Stored data:
## Start

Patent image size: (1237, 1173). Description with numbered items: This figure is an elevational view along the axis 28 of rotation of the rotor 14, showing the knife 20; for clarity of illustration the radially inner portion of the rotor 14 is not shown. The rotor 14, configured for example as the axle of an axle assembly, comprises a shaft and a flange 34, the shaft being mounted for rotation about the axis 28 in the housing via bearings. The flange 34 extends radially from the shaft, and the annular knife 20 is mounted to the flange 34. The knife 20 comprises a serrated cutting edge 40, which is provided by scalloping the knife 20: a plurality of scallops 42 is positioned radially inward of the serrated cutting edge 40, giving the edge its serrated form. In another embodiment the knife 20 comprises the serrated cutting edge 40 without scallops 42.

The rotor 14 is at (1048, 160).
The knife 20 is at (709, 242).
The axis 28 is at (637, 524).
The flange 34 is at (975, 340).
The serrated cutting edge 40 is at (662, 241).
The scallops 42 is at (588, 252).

## End
## Start

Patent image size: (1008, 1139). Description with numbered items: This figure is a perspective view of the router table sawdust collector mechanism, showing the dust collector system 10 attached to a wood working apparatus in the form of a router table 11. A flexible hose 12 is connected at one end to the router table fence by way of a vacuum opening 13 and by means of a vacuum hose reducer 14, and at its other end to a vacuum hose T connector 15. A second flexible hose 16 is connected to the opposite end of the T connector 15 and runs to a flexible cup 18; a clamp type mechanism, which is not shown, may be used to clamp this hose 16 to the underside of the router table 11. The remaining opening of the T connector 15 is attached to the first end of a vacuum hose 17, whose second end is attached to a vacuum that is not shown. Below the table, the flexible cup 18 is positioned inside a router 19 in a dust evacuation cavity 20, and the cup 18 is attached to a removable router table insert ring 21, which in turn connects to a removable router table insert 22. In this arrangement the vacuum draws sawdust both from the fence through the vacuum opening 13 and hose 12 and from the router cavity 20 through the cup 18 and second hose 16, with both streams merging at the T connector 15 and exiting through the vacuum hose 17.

## End

Please list each line of the data above that contains the word "flange". Case counts, so match capitalization.

Patent image size: (1237, 1173). Description with numbered items: This figure is an elevational view along the axis 28 of rotation of the rotor 14, showing the knife 20; for clarity of illustration the radially inner portion of the rotor 14 is not shown. The rotor 14, configured for example as the axle of an axle assembly, comprises a shaft and a flange 34, the shaft being mounted for rotation about the axis 28 in the housing via bearings. The flange 34 extends radially from the shaft, and the annular knife 20 is mounted to the flange 34. The knife 20 comprises a serrated cutting edge 40, which is provided by scalloping the knife 20: a plurality of scallops 42 is positioned radially inward of the serrated cutting edge 40, giving the edge its serrated form. In another embodiment the knife 20 comprises the serrated cutting edge 40 without scallops 42.
The flange 34 is at (975, 340).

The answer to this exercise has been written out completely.